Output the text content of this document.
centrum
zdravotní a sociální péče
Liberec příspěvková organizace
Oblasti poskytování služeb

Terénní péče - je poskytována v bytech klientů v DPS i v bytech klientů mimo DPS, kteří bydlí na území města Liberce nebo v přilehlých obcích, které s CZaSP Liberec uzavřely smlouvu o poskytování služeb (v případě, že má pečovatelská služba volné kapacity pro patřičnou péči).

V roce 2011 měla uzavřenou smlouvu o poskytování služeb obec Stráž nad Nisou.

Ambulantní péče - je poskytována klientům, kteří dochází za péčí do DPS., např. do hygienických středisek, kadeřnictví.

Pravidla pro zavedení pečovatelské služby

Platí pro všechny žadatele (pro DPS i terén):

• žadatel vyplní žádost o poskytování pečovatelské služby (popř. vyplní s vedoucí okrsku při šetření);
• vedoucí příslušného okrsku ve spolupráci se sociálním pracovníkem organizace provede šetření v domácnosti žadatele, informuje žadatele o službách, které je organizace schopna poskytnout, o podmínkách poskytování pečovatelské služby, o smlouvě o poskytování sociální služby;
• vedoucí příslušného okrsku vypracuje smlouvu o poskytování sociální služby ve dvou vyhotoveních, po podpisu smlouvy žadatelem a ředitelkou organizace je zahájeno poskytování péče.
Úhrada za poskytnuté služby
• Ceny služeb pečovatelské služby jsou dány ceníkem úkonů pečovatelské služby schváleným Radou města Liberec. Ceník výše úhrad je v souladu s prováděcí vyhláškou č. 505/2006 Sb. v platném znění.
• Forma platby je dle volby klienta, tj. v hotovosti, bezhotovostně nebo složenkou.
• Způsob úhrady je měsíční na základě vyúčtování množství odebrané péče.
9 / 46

- **Exercise**
Show every line in the entries where the string "kteří" occurs.

- **Finished exercise**
Terénní péče - je poskytována v bytech klientů v DPS i v bytech klientů mimo DPS, kteří bydlí na území města Liberce nebo v přilehlých obcích, které s CZaSP Liberec uzavřely smlouvu o poskytování služeb (v případě, že má pečovatelská služba volné kapacity pro patřičnou péči).
Ambulantní péče - je poskytována klientům, kteří dochází za péčí do DPS., např. do hygienických středisek, kadeřnictví.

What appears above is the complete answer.